━━━ EXERCISE MATERIALS

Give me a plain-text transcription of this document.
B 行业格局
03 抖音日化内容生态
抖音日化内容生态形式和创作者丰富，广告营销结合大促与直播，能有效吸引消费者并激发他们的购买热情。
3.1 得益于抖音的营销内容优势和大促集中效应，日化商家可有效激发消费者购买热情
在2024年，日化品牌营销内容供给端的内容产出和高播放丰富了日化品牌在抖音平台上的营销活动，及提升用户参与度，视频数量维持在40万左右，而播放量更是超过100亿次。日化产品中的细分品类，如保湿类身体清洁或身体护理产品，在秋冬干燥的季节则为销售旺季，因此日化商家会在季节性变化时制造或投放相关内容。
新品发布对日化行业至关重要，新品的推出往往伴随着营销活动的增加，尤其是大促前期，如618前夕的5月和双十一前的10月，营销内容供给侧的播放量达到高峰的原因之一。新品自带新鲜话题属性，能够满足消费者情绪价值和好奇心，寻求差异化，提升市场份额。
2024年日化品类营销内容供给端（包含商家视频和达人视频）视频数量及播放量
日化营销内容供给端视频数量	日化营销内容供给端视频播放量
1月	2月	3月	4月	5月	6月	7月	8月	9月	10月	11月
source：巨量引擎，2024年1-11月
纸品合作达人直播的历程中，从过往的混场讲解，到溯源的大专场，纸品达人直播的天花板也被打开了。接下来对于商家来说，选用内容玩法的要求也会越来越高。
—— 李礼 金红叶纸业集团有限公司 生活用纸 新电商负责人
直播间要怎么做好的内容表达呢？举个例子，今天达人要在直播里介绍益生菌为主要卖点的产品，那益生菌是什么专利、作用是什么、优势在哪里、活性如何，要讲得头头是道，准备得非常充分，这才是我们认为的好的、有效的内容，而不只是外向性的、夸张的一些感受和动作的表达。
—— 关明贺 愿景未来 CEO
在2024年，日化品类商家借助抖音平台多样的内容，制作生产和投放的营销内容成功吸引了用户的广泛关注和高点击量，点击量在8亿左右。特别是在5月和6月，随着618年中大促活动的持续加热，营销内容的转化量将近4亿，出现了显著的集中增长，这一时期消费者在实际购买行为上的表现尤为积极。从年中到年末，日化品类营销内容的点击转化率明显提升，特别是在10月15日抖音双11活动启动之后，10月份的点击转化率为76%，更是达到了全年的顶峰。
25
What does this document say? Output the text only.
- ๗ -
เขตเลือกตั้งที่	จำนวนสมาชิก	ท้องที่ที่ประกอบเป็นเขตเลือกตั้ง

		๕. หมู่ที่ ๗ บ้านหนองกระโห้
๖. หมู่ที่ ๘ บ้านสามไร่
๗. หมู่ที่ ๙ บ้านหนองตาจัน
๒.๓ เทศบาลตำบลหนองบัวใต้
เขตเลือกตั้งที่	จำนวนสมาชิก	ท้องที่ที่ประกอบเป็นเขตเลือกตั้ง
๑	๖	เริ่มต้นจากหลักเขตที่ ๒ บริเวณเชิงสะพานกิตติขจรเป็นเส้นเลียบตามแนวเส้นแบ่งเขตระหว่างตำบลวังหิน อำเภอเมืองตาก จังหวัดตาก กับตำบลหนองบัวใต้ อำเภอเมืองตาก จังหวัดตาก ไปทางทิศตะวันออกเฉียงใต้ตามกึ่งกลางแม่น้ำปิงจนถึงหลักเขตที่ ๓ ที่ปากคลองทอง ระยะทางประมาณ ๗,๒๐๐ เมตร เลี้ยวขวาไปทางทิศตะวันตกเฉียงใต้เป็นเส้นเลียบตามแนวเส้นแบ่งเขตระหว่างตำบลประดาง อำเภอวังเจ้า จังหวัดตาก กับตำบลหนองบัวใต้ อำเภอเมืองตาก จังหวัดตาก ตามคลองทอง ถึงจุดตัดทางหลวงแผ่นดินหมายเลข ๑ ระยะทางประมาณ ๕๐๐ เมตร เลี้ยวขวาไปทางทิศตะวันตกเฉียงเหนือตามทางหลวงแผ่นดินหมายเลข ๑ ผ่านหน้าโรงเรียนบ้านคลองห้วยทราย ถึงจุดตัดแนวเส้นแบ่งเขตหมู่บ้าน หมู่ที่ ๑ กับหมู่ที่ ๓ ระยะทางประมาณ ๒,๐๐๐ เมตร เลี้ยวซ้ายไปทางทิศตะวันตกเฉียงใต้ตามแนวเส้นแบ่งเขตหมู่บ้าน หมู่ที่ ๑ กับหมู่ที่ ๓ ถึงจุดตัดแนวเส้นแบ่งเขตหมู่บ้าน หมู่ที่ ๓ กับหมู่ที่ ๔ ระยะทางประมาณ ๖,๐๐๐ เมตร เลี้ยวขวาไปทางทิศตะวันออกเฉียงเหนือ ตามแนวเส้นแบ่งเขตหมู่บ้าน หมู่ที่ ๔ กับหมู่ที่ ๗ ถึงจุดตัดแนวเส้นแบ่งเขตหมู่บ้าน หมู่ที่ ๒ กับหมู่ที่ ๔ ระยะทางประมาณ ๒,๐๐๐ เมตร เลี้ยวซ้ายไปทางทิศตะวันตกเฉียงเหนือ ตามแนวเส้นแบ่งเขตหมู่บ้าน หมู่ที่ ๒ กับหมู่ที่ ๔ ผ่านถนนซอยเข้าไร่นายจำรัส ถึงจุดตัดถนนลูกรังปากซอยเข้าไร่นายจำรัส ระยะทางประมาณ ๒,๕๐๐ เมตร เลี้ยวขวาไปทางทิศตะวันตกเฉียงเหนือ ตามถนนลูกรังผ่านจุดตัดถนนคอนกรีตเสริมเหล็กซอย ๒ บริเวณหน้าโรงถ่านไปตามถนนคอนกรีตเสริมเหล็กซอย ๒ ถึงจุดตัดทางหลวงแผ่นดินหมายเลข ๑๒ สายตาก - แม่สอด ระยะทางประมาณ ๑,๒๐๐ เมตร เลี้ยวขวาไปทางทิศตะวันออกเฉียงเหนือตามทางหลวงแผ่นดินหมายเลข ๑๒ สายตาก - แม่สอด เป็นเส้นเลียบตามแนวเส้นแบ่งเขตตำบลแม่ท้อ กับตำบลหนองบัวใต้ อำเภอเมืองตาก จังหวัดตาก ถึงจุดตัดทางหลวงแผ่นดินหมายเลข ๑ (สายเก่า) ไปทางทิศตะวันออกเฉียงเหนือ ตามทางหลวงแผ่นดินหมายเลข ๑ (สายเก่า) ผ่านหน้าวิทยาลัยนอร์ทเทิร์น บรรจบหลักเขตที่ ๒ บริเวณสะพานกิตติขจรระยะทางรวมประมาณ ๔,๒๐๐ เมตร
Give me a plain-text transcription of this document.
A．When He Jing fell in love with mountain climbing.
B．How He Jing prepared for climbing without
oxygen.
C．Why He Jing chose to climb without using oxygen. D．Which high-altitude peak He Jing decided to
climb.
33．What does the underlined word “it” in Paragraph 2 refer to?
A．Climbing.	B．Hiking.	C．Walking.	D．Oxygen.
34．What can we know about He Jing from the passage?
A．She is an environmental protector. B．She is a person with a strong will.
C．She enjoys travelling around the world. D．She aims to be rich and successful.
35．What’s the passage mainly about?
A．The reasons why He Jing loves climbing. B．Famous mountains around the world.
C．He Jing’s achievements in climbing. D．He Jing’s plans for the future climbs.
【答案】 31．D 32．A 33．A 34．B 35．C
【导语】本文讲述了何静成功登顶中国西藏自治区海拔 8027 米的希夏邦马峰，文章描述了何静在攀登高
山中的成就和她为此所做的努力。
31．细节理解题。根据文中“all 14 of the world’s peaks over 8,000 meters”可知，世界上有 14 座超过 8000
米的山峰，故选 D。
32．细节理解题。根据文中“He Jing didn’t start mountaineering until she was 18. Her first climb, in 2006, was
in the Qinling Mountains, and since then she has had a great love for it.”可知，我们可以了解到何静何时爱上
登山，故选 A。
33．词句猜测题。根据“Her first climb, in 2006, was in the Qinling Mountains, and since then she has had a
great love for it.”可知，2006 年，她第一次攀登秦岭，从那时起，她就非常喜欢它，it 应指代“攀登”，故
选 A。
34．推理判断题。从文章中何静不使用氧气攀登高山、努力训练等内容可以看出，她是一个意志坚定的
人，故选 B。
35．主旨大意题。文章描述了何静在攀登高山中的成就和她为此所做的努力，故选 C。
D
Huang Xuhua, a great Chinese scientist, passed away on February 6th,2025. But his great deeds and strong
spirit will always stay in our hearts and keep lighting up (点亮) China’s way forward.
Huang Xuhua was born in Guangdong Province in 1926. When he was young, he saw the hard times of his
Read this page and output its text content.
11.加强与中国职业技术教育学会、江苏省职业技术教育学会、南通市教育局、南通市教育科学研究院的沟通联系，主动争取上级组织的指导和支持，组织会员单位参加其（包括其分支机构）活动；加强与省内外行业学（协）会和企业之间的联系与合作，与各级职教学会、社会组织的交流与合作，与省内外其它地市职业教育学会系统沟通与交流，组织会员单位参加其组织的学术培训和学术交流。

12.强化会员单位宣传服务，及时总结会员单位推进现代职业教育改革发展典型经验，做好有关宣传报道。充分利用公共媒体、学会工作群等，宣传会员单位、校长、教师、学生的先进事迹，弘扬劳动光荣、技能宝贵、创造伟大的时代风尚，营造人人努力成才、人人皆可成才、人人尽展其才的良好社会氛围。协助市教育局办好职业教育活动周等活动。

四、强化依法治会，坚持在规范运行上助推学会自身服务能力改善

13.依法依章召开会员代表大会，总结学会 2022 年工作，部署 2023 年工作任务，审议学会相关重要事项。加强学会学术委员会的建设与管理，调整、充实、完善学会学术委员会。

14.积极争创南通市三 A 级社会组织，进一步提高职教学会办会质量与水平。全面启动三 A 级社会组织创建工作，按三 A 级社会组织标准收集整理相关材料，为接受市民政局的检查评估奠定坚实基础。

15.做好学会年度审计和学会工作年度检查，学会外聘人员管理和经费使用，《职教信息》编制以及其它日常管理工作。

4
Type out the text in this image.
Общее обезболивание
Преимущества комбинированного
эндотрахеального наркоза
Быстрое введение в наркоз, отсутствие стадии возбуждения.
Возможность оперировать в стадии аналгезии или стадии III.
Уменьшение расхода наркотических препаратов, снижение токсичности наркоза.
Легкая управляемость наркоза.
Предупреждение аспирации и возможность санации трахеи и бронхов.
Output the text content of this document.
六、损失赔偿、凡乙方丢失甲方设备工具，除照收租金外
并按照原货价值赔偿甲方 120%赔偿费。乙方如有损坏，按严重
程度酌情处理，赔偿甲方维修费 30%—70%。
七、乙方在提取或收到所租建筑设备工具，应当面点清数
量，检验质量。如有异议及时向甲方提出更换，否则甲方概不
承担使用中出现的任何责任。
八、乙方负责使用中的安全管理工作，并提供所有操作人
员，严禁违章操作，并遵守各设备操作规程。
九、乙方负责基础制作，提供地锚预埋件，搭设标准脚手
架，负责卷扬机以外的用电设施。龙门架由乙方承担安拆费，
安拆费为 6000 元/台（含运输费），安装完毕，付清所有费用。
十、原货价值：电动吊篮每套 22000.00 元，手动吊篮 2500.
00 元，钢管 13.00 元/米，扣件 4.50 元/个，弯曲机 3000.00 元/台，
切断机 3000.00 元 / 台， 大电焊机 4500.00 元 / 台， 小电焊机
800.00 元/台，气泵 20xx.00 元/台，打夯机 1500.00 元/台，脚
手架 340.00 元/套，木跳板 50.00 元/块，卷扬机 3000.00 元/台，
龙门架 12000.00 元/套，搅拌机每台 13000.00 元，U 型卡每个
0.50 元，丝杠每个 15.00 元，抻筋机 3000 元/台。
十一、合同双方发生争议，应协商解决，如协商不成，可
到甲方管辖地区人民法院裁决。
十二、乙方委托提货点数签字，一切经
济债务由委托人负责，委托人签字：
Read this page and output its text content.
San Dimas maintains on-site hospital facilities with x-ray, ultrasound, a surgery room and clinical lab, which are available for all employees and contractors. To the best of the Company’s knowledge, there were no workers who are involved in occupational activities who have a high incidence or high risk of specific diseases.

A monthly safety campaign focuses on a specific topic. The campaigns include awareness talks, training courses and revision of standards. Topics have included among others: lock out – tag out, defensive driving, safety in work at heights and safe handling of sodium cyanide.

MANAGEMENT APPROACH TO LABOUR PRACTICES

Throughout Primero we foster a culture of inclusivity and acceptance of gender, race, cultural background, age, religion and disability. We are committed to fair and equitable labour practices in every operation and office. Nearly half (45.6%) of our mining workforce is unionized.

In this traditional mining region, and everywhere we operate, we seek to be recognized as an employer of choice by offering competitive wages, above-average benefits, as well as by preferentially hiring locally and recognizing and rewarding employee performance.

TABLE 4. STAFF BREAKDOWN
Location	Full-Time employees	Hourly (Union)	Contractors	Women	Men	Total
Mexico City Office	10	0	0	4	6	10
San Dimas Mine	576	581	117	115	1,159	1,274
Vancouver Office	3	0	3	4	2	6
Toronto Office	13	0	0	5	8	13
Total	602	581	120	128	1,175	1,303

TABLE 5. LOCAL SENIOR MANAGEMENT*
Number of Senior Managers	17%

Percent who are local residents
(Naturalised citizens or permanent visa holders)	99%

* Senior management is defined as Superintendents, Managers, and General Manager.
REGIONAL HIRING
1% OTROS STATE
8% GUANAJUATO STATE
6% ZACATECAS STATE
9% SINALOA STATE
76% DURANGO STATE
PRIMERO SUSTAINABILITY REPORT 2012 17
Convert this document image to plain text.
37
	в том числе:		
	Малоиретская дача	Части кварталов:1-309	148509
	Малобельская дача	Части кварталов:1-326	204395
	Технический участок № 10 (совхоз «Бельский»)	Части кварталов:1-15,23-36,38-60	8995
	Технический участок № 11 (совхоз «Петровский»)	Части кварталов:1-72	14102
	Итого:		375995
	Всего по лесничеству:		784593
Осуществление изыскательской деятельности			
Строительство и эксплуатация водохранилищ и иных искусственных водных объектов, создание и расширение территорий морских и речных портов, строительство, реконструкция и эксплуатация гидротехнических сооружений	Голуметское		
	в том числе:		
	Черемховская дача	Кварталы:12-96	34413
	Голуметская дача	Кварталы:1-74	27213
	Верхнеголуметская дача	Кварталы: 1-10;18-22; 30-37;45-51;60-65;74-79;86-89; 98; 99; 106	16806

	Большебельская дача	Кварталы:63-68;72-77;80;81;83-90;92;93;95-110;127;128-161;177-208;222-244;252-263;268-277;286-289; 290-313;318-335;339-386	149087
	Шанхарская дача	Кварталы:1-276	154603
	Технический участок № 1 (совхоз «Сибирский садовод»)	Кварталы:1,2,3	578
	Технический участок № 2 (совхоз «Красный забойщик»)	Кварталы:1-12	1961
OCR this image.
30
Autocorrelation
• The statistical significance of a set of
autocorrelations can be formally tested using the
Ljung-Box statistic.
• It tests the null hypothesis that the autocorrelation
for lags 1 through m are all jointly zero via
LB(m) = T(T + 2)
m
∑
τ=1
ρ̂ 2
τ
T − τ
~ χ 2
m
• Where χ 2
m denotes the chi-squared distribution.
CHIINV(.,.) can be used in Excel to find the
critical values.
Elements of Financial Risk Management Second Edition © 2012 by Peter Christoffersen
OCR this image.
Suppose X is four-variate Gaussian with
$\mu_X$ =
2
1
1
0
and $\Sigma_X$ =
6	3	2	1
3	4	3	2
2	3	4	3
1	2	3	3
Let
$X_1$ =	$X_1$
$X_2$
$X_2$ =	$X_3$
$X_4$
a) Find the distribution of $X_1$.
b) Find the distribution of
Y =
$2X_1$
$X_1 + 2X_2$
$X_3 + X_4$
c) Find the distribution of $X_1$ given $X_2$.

━━━━━━

**PROBLEM STATEMENT**
Go through the listing above and report how many of its lines contain the word "Части", with only the number as output.

**FULL SOLUTION**
4